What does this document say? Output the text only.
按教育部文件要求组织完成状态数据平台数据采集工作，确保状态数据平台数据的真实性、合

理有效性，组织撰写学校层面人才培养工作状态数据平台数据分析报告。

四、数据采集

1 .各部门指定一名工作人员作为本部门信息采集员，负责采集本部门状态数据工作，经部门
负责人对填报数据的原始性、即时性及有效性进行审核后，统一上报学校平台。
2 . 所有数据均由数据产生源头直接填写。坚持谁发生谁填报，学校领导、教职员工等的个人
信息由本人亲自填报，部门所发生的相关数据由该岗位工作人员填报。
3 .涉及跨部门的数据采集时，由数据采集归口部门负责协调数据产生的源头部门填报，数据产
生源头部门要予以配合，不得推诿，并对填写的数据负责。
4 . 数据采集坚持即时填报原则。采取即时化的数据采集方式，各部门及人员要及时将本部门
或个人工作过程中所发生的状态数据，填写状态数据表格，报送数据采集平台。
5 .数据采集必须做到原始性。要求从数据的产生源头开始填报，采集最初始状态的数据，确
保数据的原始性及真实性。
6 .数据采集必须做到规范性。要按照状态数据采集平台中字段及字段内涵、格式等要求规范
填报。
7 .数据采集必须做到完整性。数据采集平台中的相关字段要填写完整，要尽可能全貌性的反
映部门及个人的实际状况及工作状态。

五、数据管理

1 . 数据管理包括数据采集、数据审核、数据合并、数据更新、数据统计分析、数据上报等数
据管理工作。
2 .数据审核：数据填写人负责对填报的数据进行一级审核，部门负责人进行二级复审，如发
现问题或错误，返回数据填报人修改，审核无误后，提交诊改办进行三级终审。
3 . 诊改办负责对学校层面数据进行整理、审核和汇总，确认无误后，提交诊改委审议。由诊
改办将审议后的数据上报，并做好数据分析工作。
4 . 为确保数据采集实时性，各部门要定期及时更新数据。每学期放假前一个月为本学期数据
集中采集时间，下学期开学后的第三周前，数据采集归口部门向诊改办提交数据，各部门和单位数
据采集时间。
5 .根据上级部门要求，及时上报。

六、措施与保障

- [INSTRUCTIONS TO FOLLOW]:
Collect each line containing the string "数据审核".

- [FULL OUTPUT]:
1 . 数据管理包括数据采集、数据审核、数据合并、数据更新、数据统计分析、数据上报等数
2 .数据审核：数据填写人负责对填报的数据进行一级审核，部门负责人进行二级复审，如发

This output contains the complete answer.